§ **Records to process**:
# # # # #

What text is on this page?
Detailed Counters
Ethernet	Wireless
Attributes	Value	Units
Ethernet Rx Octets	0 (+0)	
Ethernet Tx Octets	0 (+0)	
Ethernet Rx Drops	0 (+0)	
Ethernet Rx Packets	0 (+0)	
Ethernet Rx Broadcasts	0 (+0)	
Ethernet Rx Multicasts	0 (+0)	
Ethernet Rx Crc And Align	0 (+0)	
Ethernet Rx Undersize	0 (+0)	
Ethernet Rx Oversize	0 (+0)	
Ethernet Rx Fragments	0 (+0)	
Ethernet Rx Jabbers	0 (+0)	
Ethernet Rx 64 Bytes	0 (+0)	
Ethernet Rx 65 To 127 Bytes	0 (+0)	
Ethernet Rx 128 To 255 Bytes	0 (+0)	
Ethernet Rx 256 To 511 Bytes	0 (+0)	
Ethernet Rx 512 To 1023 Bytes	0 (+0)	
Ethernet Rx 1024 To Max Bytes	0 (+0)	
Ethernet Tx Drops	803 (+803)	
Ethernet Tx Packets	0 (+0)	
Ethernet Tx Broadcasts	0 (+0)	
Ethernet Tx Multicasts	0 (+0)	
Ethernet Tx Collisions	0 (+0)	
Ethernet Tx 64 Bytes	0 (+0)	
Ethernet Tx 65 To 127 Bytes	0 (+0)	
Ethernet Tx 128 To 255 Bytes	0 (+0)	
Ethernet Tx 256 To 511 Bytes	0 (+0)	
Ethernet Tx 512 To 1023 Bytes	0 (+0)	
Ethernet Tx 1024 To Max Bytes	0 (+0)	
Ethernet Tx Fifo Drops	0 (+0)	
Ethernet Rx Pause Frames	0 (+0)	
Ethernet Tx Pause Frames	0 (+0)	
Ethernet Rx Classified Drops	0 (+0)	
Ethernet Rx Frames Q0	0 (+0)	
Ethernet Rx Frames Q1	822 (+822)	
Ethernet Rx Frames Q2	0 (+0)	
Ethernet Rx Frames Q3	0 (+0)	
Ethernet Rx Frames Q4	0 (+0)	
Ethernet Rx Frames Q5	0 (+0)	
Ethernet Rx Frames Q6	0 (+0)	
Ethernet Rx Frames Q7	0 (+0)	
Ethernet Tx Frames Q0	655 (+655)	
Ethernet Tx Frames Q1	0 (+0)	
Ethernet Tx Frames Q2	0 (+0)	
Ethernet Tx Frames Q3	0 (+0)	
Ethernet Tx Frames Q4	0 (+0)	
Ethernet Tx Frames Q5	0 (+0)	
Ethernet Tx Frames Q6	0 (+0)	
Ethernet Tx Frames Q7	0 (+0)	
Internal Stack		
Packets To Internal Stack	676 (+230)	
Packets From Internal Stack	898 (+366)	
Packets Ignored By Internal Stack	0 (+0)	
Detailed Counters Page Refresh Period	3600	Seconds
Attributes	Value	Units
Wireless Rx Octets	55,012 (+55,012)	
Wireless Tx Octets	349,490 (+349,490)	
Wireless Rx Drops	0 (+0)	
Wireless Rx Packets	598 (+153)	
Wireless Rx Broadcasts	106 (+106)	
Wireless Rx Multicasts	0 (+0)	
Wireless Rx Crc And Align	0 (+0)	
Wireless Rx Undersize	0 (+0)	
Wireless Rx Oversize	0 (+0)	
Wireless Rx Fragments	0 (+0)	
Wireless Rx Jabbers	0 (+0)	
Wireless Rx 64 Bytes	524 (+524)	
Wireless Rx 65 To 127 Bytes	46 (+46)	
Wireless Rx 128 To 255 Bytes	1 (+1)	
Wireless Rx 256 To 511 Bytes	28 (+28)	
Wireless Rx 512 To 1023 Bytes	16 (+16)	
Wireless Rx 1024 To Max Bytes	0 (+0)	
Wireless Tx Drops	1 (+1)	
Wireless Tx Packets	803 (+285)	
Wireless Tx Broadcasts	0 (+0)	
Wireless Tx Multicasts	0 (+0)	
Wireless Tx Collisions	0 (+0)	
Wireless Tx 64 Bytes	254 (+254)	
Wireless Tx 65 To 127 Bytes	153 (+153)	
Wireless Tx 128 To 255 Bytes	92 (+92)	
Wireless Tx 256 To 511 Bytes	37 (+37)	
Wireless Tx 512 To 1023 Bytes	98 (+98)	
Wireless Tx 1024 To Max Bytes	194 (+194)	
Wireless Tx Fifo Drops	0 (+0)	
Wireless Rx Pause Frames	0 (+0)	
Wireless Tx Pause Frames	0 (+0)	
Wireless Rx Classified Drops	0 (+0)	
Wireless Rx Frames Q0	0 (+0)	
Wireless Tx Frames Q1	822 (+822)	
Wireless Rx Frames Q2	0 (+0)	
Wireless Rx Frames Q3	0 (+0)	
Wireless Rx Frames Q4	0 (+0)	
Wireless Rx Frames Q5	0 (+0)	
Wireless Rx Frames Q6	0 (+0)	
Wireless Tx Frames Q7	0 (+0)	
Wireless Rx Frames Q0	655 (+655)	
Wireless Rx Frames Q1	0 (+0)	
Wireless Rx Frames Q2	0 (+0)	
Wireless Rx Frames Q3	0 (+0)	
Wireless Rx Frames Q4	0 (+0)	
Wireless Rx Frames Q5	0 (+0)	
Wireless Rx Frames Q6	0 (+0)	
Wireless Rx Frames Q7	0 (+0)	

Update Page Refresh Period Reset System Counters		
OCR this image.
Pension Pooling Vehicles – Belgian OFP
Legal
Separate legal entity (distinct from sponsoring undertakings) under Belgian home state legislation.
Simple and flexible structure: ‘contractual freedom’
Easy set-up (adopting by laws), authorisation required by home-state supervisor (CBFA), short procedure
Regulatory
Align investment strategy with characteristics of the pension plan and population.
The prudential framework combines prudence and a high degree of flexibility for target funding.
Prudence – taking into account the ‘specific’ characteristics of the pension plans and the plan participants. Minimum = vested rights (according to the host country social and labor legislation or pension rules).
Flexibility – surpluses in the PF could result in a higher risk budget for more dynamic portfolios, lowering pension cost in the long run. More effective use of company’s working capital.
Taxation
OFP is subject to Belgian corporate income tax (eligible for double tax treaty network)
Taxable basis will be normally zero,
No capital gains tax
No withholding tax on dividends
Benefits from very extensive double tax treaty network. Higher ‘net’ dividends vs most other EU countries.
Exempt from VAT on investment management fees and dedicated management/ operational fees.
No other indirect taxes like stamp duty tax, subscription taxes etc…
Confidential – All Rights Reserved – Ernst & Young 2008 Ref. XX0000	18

# # # # #

Each line that has the word "Oversize" counts once. How many such lines are in the data? Give the number alone.

§ **Reply**:
2